* **Work to be completed**: The lines below, all of them, should be returned exactly as they appear.

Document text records
----------------

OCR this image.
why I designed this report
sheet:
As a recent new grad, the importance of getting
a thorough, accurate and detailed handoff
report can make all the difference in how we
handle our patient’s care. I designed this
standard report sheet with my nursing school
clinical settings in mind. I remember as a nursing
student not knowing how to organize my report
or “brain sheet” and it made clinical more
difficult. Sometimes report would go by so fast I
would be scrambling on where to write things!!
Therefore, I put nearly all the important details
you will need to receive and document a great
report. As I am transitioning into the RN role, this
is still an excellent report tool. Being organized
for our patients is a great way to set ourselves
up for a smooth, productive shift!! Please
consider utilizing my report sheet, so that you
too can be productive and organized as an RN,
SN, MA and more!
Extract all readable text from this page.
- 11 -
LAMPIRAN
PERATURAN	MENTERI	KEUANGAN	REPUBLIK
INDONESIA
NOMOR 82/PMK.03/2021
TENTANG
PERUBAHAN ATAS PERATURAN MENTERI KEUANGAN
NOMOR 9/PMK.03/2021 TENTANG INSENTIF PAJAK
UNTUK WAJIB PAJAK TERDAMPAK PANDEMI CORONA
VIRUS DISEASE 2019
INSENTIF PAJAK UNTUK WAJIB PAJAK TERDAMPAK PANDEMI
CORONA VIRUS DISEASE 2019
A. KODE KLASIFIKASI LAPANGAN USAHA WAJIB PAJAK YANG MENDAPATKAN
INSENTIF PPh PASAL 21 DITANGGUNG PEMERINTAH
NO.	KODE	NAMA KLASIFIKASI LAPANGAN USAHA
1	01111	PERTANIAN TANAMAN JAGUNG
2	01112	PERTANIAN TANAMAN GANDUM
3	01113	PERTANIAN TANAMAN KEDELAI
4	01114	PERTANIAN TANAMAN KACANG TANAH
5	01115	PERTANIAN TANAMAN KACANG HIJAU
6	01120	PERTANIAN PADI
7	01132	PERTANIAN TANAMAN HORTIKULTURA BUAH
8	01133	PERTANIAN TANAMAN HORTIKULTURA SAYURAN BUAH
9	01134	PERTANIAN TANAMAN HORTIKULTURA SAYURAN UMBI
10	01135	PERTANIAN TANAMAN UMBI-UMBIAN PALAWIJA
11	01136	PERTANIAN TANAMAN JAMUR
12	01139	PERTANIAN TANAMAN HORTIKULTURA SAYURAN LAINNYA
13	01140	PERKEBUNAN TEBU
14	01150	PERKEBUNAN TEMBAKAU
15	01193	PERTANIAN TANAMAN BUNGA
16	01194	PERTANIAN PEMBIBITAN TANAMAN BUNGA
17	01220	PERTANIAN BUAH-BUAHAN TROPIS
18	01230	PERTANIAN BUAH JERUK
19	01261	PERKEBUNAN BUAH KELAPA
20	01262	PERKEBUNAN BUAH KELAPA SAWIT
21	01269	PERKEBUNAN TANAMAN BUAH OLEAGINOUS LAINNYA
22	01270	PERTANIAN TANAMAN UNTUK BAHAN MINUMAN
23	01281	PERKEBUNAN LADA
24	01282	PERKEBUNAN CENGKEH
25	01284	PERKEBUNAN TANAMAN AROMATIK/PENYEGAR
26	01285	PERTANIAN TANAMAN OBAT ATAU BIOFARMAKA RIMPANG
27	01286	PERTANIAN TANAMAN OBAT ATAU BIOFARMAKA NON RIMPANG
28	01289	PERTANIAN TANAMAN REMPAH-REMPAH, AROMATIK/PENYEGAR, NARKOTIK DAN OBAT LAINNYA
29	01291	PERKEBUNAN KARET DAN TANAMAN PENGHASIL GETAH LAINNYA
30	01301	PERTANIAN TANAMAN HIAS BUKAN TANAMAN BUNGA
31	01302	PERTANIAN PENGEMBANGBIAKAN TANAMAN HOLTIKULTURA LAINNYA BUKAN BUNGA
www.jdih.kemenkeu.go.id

----------------

* **Output for this task**:
OCR this image.
why I designed this report
sheet:
As a recent new grad, the importance of getting
a thorough, accurate and detailed handoff
report can make all the difference in how we
handle our patient’s care. I designed this
standard report sheet with my nursing school
clinical settings in mind. I remember as a nursing
student not knowing how to organize my report
or “brain sheet” and it made clinical more
difficult. Sometimes report would go by so fast I
would be scrambling on where to write things!!
Therefore, I put nearly all the important details
you will need to receive and document a great
report. As I am transitioning into the RN role, this
is still an excellent report tool. Being organized
for our patients is a great way to set ourselves
up for a smooth, productive shift!! Please
consider utilizing my report sheet, so that you
too can be productive and organized as an RN,
SN, MA and more!
Extract all readable text from this page.
- 11 -
LAMPIRAN
PERATURAN	MENTERI	KEUANGAN	REPUBLIK
INDONESIA
NOMOR 82/PMK.03/2021
TENTANG
PERUBAHAN ATAS PERATURAN MENTERI KEUANGAN
NOMOR 9/PMK.03/2021 TENTANG INSENTIF PAJAK
UNTUK WAJIB PAJAK TERDAMPAK PANDEMI CORONA
VIRUS DISEASE 2019
INSENTIF PAJAK UNTUK WAJIB PAJAK TERDAMPAK PANDEMI
CORONA VIRUS DISEASE 2019
A. KODE KLASIFIKASI LAPANGAN USAHA WAJIB PAJAK YANG MENDAPATKAN
INSENTIF PPh PASAL 21 DITANGGUNG PEMERINTAH
NO.	KODE	NAMA KLASIFIKASI LAPANGAN USAHA
1	01111	PERTANIAN TANAMAN JAGUNG
2	01112	PERTANIAN TANAMAN GANDUM
3	01113	PERTANIAN TANAMAN KEDELAI
4	01114	PERTANIAN TANAMAN KACANG TANAH
5	01115	PERTANIAN TANAMAN KACANG HIJAU
6	01120	PERTANIAN PADI
7	01132	PERTANIAN TANAMAN HORTIKULTURA BUAH
8	01133	PERTANIAN TANAMAN HORTIKULTURA SAYURAN BUAH
9	01134	PERTANIAN TANAMAN HORTIKULTURA SAYURAN UMBI
10	01135	PERTANIAN TANAMAN UMBI-UMBIAN PALAWIJA
11	01136	PERTANIAN TANAMAN JAMUR
12	01139	PERTANIAN TANAMAN HORTIKULTURA SAYURAN LAINNYA
13	01140	PERKEBUNAN TEBU
14	01150	PERKEBUNAN TEMBAKAU
15	01193	PERTANIAN TANAMAN BUNGA
16	01194	PERTANIAN PEMBIBITAN TANAMAN BUNGA
17	01220	PERTANIAN BUAH-BUAHAN TROPIS
18	01230	PERTANIAN BUAH JERUK
19	01261	PERKEBUNAN BUAH KELAPA
20	01262	PERKEBUNAN BUAH KELAPA SAWIT
21	01269	PERKEBUNAN TANAMAN BUAH OLEAGINOUS LAINNYA
22	01270	PERTANIAN TANAMAN UNTUK BAHAN MINUMAN
23	01281	PERKEBUNAN LADA
24	01282	PERKEBUNAN CENGKEH
25	01284	PERKEBUNAN TANAMAN AROMATIK/PENYEGAR
26	01285	PERTANIAN TANAMAN OBAT ATAU BIOFARMAKA RIMPANG
27	01286	PERTANIAN TANAMAN OBAT ATAU BIOFARMAKA NON RIMPANG
28	01289	PERTANIAN TANAMAN REMPAH-REMPAH, AROMATIK/PENYEGAR, NARKOTIK DAN OBAT LAINNYA
29	01291	PERKEBUNAN KARET DAN TANAMAN PENGHASIL GETAH LAINNYA
30	01301	PERTANIAN TANAMAN HIAS BUKAN TANAMAN BUNGA
31	01302	PERTANIAN PENGEMBANGBIAKAN TANAMAN HOLTIKULTURA LAINNYA BUKAN BUNGA
www.jdih.kemenkeu.go.id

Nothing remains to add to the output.